- **Task objective**: What is the number of lines in the data that hold the string "eorum"? Reply with that number only.

>> Begin Supplied records

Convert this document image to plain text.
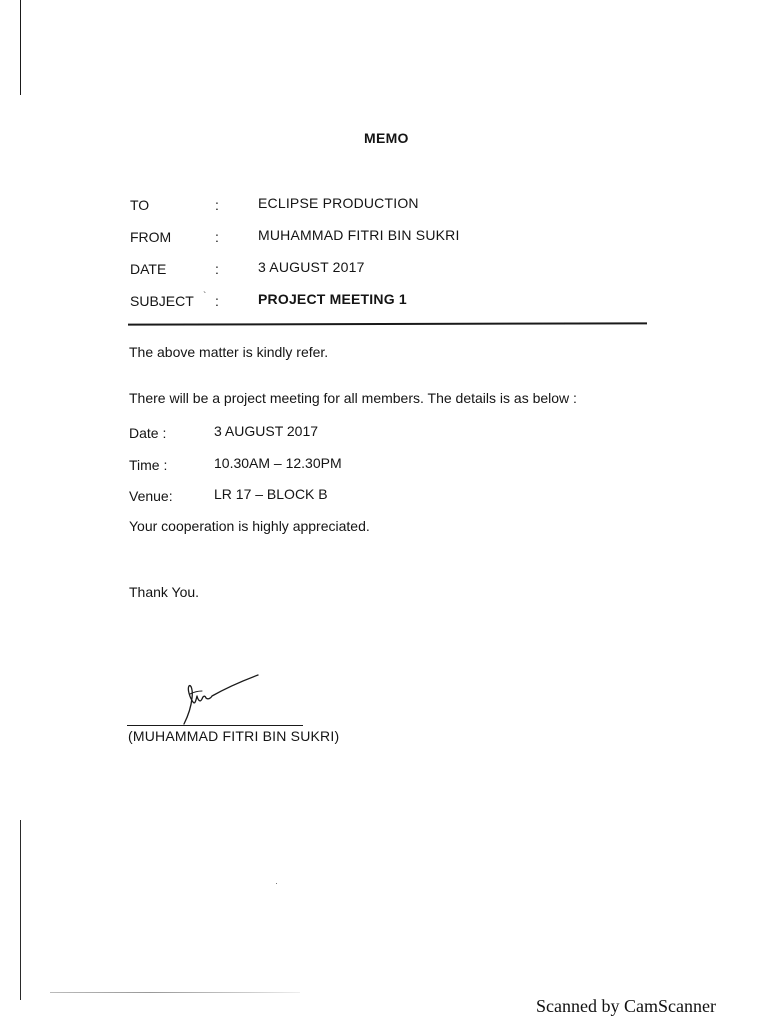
MEMO
TO	:	ECLIPSE PRODUCTION
FROM	:	MUHAMMAD FITRI BIN SUKRI
DATE	:	3 AUGUST 2017
SUBJECT ` :	PROJECT MEETING 1
The above matter is kindly refer.
There will be a project meeting for all members. The details is as below :
Date :	3 AUGUST 2017
Time :	10.30AM – 12.30PM
Venue:	LR 17 – BLOCK B
Your cooperation is highly appreciated.
Thank You.
(MUHAMMAD FITRI BIN SUKRI)
Scanned by CamScanner
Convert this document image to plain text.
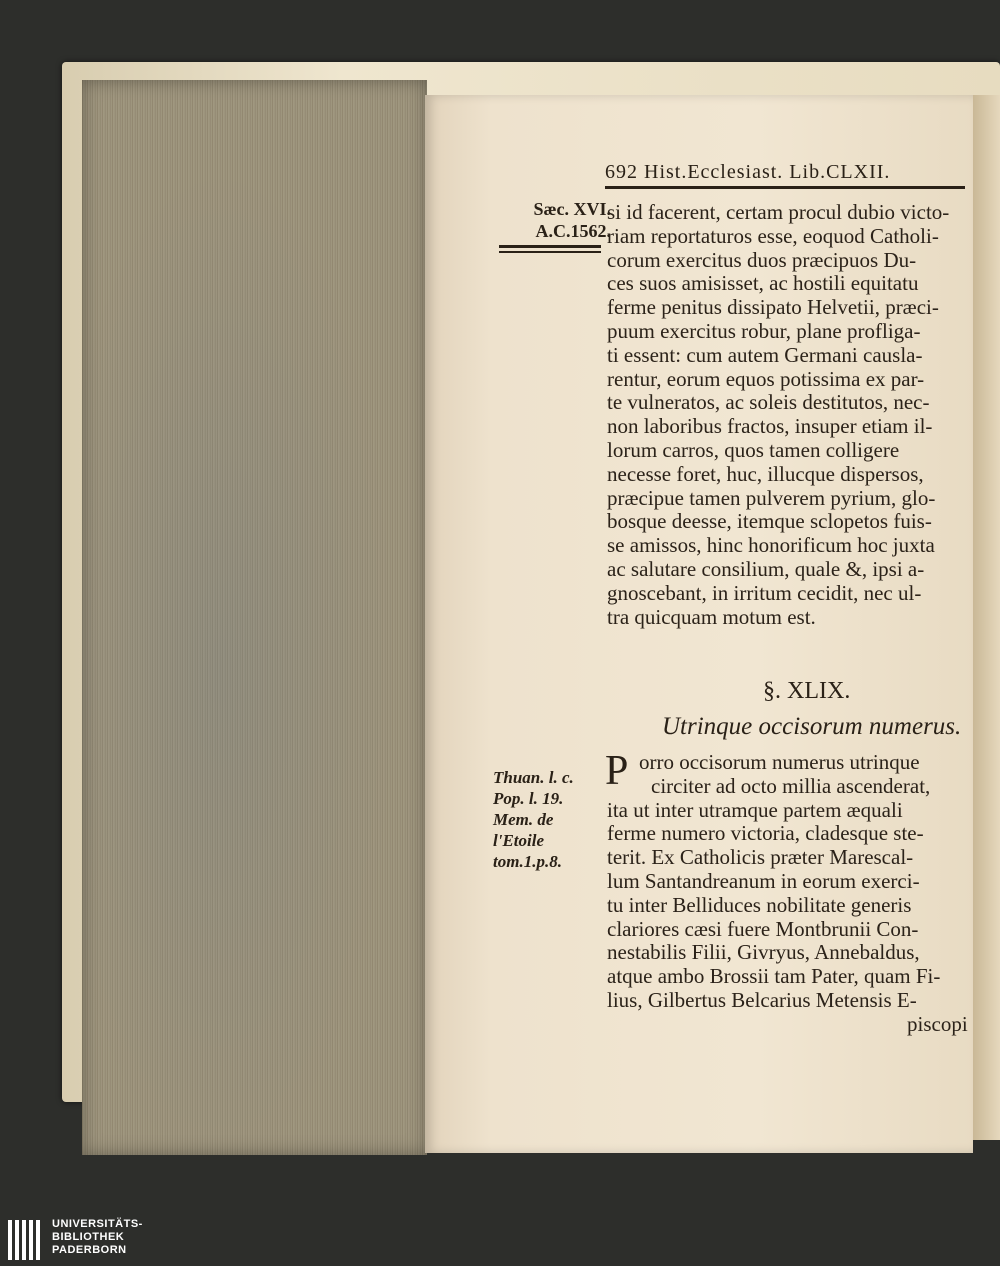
692 Hist.Ecclesiast. Lib.CLXII.
Sæc. XVI.
A.C.1562.
si id facerent, certam procul dubio victo-
riam reportaturos esse, eoquod Catholi-
corum exercitus duos præcipuos Du-
ces suos amisisset, ac hostili equitatu
ferme penitus dissipato Helvetii, præci-
puum exercitus robur, plane profliga-
ti essent: cum autem Germani causla-
rentur, eorum equos potissima ex par-
te vulneratos, ac soleis destitutos, nec-
non laboribus fractos, insuper etiam il-
lorum carros, quos tamen colligere
necesse foret, huc, illucque dispersos,
præcipue tamen pulverem pyrium, glo-
bosque deesse, itemque sclopetos fuis-
se amissos, hinc honorificum hoc juxta
ac salutare consilium, quale &, ipsi a-
gnoscebant, in irritum cecidit, nec ul-
tra quicquam motum est.
§. XLIX.
Utrinque occisorum numerus.
Thuan. l. c.
Pop. l. 19.
Mem. de
l'Etoile
tom.1.p.8.
P orro occisorum numerus utrinque
circiter ad octo millia ascenderat,
ita ut inter utramque partem æquali
ferme numero victoria, cladesque ste-
terit. Ex Catholicis præter Marescal-
lum Santandreanum in eorum exerci-
tu inter Belliduces nobilitate generis
clariores cæsi fuere Montbrunii Con-
nestabilis Filii, Givryus, Annebaldus,
atque ambo Brossii tam Pater, quam Fi-
lius, Gilbertus Belcarius Metensis E-
piscopi
UNIVERSITÄTS-
BIBLIOTHEK
PADERBORN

>> End Supplied records

- **Task answer**: 2